EXERCISE GOAL:
Copy out each line exactly; pictures stay out of the copy.
* BEGIN *
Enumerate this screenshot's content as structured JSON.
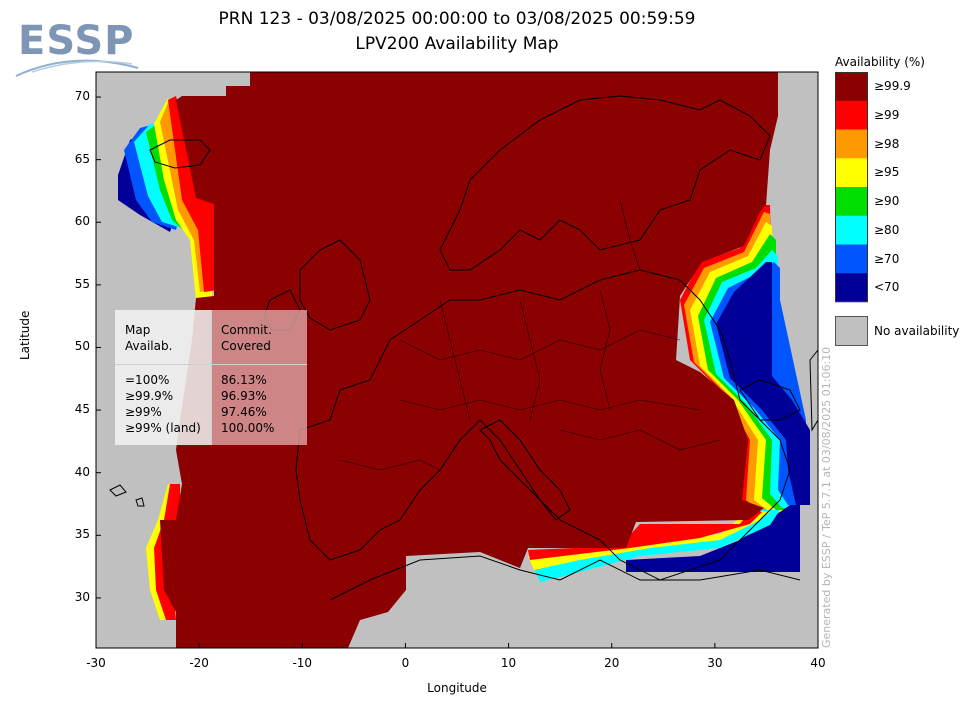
{
  "logo": {
    "text": "ESSP"
  },
  "title": {
    "line1": "PRN 123 - 03/08/2025 00:00:00 to 03/08/2025 00:59:59",
    "line2": "LPV200 Availability Map"
  },
  "axes": {
    "xlabel": "Longitude",
    "ylabel": "Latitude",
    "x_ticks": [
      -30,
      -20,
      -10,
      0,
      10,
      20,
      30,
      40
    ],
    "y_ticks": [
      30,
      35,
      40,
      45,
      50,
      55,
      60,
      65,
      70
    ],
    "x_range": [
      -30,
      40
    ],
    "y_range": [
      26,
      72
    ]
  },
  "legend": {
    "title": "Availability (%)",
    "items": [
      {
        "label": "≥99.9",
        "color": "#8b0000"
      },
      {
        "label": "≥99",
        "color": "#ff0000"
      },
      {
        "label": "≥98",
        "color": "#ff9900"
      },
      {
        "label": "≥95",
        "color": "#ffff00"
      },
      {
        "label": "≥90",
        "color": "#00dd00"
      },
      {
        "label": "≥80",
        "color": "#00ffff"
      },
      {
        "label": "≥70",
        "color": "#0055ff"
      },
      {
        "label": "<70",
        "color": "#000099"
      }
    ],
    "no_availability": {
      "label": "No availability",
      "color": "#c0c0c0"
    }
  },
  "stats_table": {
    "header_left": [
      "Map",
      "Availab."
    ],
    "header_right": [
      "Commit.",
      "Covered"
    ],
    "rows": [
      {
        "label": "=100%",
        "value": "86.13%"
      },
      {
        "label": "≥99.9%",
        "value": "96.93%"
      },
      {
        "label": "≥99%",
        "value": "97.46%"
      },
      {
        "label": "≥99% (land)",
        "value": "100.00%"
      }
    ]
  },
  "credit": "Generated by ESSP / TeP 5.7.1 at 03/08/2025 01:06:10",
  "colors": {
    "no_availability": "#c0c0c0",
    "coastline": "#000000"
  }
}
* END *
FINAL RESULT:
Enumerate this screenshot's content as structured JSON.
{
  "logo": {
    "text": "ESSP"
  },
  "title": {
    "line1": "PRN 123 - 03/08/2025 00:00:00 to 03/08/2025 00:59:59",
    "line2": "LPV200 Availability Map"
  },
  "axes": {
    "xlabel": "Longitude",
    "ylabel": "Latitude",
    "x_ticks": [
      -30,
      -20,
      -10,
      0,
      10,
      20,
      30,
      40
    ],
    "y_ticks": [
      30,
      35,
      40,
      45,
      50,
      55,
      60,
      65,
      70
    ],
    "x_range": [
      -30,
      40
    ],
    "y_range": [
      26,
      72
    ]
  },
  "legend": {
    "title": "Availability (%)",
    "items": [
      {
        "label": "≥99.9",
        "color": "#8b0000"
      },
      {
        "label": "≥99",
        "color": "#ff0000"
      },
      {
        "label": "≥98",
        "color": "#ff9900"
      },
      {
        "label": "≥95",
        "color": "#ffff00"
      },
      {
        "label": "≥90",
        "color": "#00dd00"
      },
      {
        "label": "≥80",
        "color": "#00ffff"
      },
      {
        "label": "≥70",
        "color": "#0055ff"
      },
      {
        "label": "<70",
        "color": "#000099"
      }
    ],
    "no_availability": {
      "label": "No availability",
      "color": "#c0c0c0"
    }
  },
  "stats_table": {
    "header_left": [
      "Map",
      "Availab."
    ],
    "header_right": [
      "Commit.",
      "Covered"
    ],
    "rows": [
      {
        "label": "=100%",
        "value": "86.13%"
      },
      {
        "label": "≥99.9%",
        "value": "96.93%"
      },
      {
        "label": "≥99%",
        "value": "97.46%"
      },
      {
        "label": "≥99% (land)",
        "value": "100.00%"
      }
    ]
  },
  "credit": "Generated by ESSP / TeP 5.7.1 at 03/08/2025 01:06:10",
  "colors": {
    "no_availability": "#c0c0c0",
    "coastline": "#000000"
  }
}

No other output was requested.